**Source data**
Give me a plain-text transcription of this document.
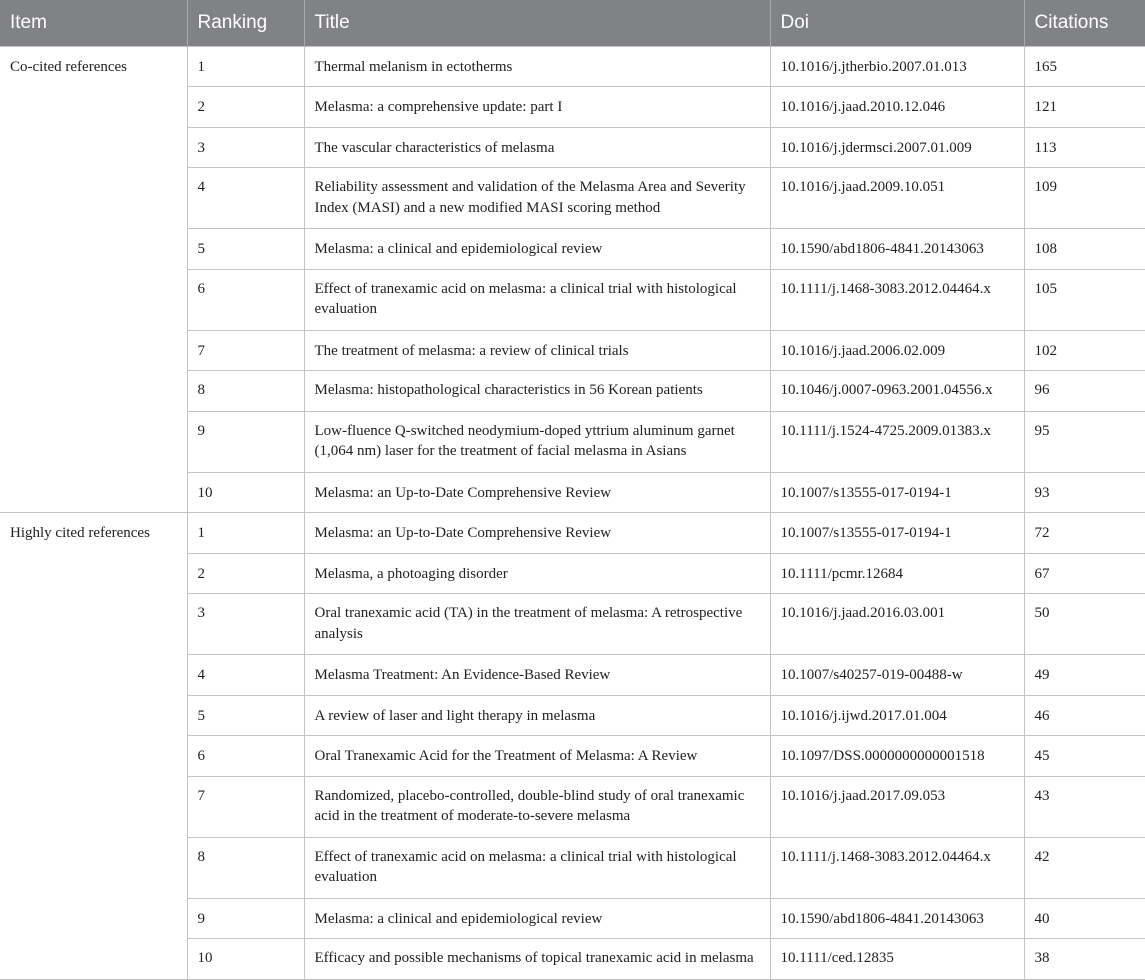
Item	Ranking	Title	Doi	Citations
Co-cited references	1	Thermal melanism in ectotherms	10.1016/j.jtherbio.2007.01.013	165
	2	Melasma: a comprehensive update: part I	10.1016/j.jaad.2010.12.046	121
	3	The vascular characteristics of melasma	10.1016/j.jdermsci.2007.01.009	113
	4	Reliability assessment and validation of the Melasma Area and Severity Index (MASI) and a new modified MASI scoring method	10.1016/j.jaad.2009.10.051	109
	5	Melasma: a clinical and epidemiological review	10.1590/abd1806-4841.20143063	108
	6	Effect of tranexamic acid on melasma: a clinical trial with histological evaluation	10.1111/j.1468-3083.2012.04464.x	105
	7	The treatment of melasma: a review of clinical trials	10.1016/j.jaad.2006.02.009	102
	8	Melasma: histopathological characteristics in 56 Korean patients	10.1046/j.0007-0963.2001.04556.x	96
	9	Low-fluence Q-switched neodymium-doped yttrium aluminum garnet (1,064 nm) laser for the treatment of facial melasma in Asians	10.1111/j.1524-4725.2009.01383.x	95
	10	Melasma: an Up-to-Date Comprehensive Review	10.1007/s13555-017-0194-1	93
Highly cited references	1	Melasma: an Up-to-Date Comprehensive Review	10.1007/s13555-017-0194-1	72
	2	Melasma, a photoaging disorder	10.1111/pcmr.12684	67
	3	Oral tranexamic acid (TA) in the treatment of melasma: A retrospective analysis	10.1016/j.jaad.2016.03.001	50
	4	Melasma Treatment: An Evidence-Based Review	10.1007/s40257-019-00488-w	49
	5	A review of laser and light therapy in melasma	10.1016/j.ijwd.2017.01.004	46
	6	Oral Tranexamic Acid for the Treatment of Melasma: A Review	10.1097/DSS.0000000000001518	45
	7	Randomized, placebo-controlled, double-blind study of oral tranexamic acid in the treatment of moderate-to-severe melasma	10.1016/j.jaad.2017.09.053	43
	8	Effect of tranexamic acid on melasma: a clinical trial with histological evaluation	10.1111/j.1468-3083.2012.04464.x	42
	9	Melasma: a clinical and epidemiological review	10.1590/abd1806-4841.20143063	40
	10	Efficacy and possible mechanisms of topical tranexamic acid in melasma	10.1111/ced.12835	38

**The task**
Could you return the lines in the entries above that contain "references"?

**Answer to the problem**
Co-cited references	1	Thermal melanism in ectotherms	10.1016/j.jtherbio.2007.01.013	165
Highly cited references	1	Melasma: an Up-to-Date Comprehensive Review	10.1007/s13555-017-0194-1	72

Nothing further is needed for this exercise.